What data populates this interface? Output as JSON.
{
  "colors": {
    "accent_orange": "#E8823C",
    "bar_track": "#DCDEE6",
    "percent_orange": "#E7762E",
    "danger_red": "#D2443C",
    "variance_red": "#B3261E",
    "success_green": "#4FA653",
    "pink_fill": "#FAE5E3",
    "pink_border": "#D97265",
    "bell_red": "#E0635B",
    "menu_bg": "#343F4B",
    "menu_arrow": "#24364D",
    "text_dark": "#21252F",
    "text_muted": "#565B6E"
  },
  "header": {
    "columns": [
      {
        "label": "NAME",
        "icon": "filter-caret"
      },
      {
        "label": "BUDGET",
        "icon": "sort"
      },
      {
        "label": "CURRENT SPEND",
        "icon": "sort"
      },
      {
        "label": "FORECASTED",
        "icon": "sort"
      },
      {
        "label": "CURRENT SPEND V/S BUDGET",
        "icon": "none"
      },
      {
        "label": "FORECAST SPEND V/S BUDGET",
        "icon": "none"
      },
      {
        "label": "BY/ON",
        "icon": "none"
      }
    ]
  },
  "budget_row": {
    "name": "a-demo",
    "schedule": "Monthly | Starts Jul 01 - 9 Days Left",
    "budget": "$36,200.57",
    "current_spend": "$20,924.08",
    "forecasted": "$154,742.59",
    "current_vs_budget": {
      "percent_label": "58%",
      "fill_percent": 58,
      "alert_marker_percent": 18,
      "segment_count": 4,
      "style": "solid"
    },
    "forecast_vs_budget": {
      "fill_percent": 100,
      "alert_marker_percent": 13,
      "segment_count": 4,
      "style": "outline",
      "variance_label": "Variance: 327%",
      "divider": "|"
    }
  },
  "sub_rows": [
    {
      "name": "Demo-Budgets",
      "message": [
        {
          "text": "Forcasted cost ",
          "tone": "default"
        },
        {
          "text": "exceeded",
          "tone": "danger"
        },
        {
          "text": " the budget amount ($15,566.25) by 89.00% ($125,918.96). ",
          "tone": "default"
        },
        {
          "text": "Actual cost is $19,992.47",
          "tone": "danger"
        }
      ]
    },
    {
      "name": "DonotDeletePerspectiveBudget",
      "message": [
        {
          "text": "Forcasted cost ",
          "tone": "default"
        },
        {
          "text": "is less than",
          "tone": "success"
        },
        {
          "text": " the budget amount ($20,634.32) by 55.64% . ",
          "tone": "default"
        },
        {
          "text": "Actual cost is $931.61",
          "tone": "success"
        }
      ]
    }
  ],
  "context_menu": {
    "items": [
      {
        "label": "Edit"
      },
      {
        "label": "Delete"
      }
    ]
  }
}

################

§ Stated exercise
Above are the records; retype every one exactly.

§ Solution for this problem
What data populates this interface? Output as JSON.
{
  "colors": {
    "accent_orange": "#E8823C",
    "bar_track": "#DCDEE6",
    "percent_orange": "#E7762E",
    "danger_red": "#D2443C",
    "variance_red": "#B3261E",
    "success_green": "#4FA653",
    "pink_fill": "#FAE5E3",
    "pink_border": "#D97265",
    "bell_red": "#E0635B",
    "menu_bg": "#343F4B",
    "menu_arrow": "#24364D",
    "text_dark": "#21252F",
    "text_muted": "#565B6E"
  },
  "header": {
    "columns": [
      {
        "label": "NAME",
        "icon": "filter-caret"
      },
      {
        "label": "BUDGET",
        "icon": "sort"
      },
      {
        "label": "CURRENT SPEND",
        "icon": "sort"
      },
      {
        "label": "FORECASTED",
        "icon": "sort"
      },
      {
        "label": "CURRENT SPEND V/S BUDGET",
        "icon": "none"
      },
      {
        "label": "FORECAST SPEND V/S BUDGET",
        "icon": "none"
      },
      {
        "label": "BY/ON",
        "icon": "none"
      }
    ]
  },
  "budget_row": {
    "name": "a-demo",
    "schedule": "Monthly | Starts Jul 01 - 9 Days Left",
    "budget": "$36,200.57",
    "current_spend": "$20,924.08",
    "forecasted": "$154,742.59",
    "current_vs_budget": {
      "percent_label": "58%",
      "fill_percent": 58,
      "alert_marker_percent": 18,
      "segment_count": 4,
      "style": "solid"
    },
    "forecast_vs_budget": {
      "fill_percent": 100,
      "alert_marker_percent": 13,
      "segment_count": 4,
      "style": "outline",
      "variance_label": "Variance: 327%",
      "divider": "|"
    }
  },
  "sub_rows": [
    {
      "name": "Demo-Budgets",
      "message": [
        {
          "text": "Forcasted cost ",
          "tone": "default"
        },
        {
          "text": "exceeded",
          "tone": "danger"
        },
        {
          "text": " the budget amount ($15,566.25) by 89.00% ($125,918.96). ",
          "tone": "default"
        },
        {
          "text": "Actual cost is $19,992.47",
          "tone": "danger"
        }
      ]
    },
    {
      "name": "DonotDeletePerspectiveBudget",
      "message": [
        {
          "text": "Forcasted cost ",
          "tone": "default"
        },
        {
          "text": "is less than",
          "tone": "success"
        },
        {
          "text": " the budget amount ($20,634.32) by 55.64% . ",
          "tone": "default"
        },
        {
          "text": "Actual cost is $931.61",
          "tone": "success"
        }
      ]
    }
  ],
  "context_menu": {
    "items": [
      {
        "label": "Edit"
      },
      {
        "label": "Delete"
      }
    ]
  }
}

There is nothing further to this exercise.